課題 =
以下の文書のうち、「史上初の3連覇か初戴冠か。J」から「浦和戦のダイジェストだった。」までの部分を、両端を含めてそのまま書き出してください。

------ 文書 ------

史上初の3連覇か初戴冠か。J1は5日、運命の最終節を迎える。勝てば無条件で3連覇の首位鹿島はアウェーで浦和と対戦。4日のミーティングでは、オズワルド・オリベイラ監督(59)が得意の「必勝VTR」を選手に見せ、選手の闘争心をあおった。

 前人未到の3連覇へ向け、完全に戦闘モードに入った。この日の練習後、主将のMF小笠原は「優勝がかかるから特別な試合なのではなく、おれらに負けていい試合はない。いつものように良い準備するという気持ちに変わりはない」と静かに闘志を燃やした。

 試合前日の練習前では異例のミーティングを実施。わずか30分の間にオリベイラ監督が選手の心に火をつけた。流した映像は、2人の退場者を出しながら勝った07年第33節のアウェー浦和戦。08年の2連覇を決めた最終節札幌戦、そして今季開幕戦で完勝した浦和戦のダイジェストだった。

------ 提供データ ------

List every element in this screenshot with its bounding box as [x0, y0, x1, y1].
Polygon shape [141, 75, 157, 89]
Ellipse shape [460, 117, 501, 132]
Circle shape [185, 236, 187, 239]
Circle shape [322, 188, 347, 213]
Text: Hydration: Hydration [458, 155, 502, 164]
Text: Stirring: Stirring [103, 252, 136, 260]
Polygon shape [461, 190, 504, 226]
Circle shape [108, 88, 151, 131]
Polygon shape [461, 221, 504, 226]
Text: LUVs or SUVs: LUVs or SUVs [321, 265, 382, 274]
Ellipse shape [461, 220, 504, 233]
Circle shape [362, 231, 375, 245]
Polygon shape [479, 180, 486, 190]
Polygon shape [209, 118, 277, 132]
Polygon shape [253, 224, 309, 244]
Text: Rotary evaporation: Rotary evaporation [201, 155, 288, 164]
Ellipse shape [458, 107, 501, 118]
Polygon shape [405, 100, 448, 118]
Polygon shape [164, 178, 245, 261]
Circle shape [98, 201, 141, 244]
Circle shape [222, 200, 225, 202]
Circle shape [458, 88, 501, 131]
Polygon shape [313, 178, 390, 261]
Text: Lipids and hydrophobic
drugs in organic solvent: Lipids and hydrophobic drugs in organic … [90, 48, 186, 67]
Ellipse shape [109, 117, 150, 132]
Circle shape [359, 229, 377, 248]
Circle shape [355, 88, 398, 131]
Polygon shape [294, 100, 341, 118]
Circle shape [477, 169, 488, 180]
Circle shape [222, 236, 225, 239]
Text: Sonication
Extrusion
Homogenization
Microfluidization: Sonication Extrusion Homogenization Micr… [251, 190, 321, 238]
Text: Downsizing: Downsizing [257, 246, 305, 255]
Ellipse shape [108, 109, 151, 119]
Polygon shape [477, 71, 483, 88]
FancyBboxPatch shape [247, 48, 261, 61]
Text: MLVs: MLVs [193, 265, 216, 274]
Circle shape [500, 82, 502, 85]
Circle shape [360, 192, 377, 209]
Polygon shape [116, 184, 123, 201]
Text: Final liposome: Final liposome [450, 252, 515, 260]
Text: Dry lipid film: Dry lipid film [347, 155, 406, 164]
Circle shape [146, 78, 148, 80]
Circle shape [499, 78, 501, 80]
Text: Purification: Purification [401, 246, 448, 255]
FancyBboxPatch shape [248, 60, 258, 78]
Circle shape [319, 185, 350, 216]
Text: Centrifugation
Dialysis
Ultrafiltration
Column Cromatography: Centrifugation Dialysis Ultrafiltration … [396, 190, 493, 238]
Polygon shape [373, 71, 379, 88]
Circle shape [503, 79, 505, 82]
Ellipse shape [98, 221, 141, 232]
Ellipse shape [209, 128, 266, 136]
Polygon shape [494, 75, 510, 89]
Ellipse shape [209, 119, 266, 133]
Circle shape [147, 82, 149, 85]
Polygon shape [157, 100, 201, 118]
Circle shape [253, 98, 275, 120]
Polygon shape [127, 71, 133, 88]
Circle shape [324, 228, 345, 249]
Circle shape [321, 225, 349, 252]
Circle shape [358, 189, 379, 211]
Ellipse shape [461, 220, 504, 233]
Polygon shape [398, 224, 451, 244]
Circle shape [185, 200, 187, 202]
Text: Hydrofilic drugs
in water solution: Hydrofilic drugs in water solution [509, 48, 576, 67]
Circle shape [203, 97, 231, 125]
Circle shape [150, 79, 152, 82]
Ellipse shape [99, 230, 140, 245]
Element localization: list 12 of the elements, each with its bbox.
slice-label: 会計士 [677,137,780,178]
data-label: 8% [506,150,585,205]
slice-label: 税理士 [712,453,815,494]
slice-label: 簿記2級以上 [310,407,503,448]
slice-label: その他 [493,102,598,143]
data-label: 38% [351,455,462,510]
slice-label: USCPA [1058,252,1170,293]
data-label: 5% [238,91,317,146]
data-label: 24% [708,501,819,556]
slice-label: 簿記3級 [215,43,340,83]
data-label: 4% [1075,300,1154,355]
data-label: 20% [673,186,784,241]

------

解答 =
史上初の3連覇か初戴冠か。J1は5日、運命の最終節を迎える。勝てば無条件で3連覇の首位鹿島はアウェーで浦和と対戦。4日のミーティングでは、オズワルド・オリベイラ監督(59)が得意の「必勝VTR」を選手に見せ、選手の闘争心をあおった。

 前人未到の3連覇へ向け、完全に戦闘モードに入った。この日の練習後、主将のMF小笠原は「優勝がかかるから特別な試合なのではなく、おれらに負けていい試合はない。いつものように良い準備するという気持ちに変わりはない」と静かに闘志を燃やした。

 試合前日の練習前では異例のミーティングを実施。わずか30分の間にオリベイラ監督が選手の心に火をつけた。流した映像は、2人の退場者を出しながら勝った07年第33節のアウェー浦和戦。08年の2連覇を決めた最終節札幌戦、そして今季開幕戦で完勝した浦和戦のダイジェストだった。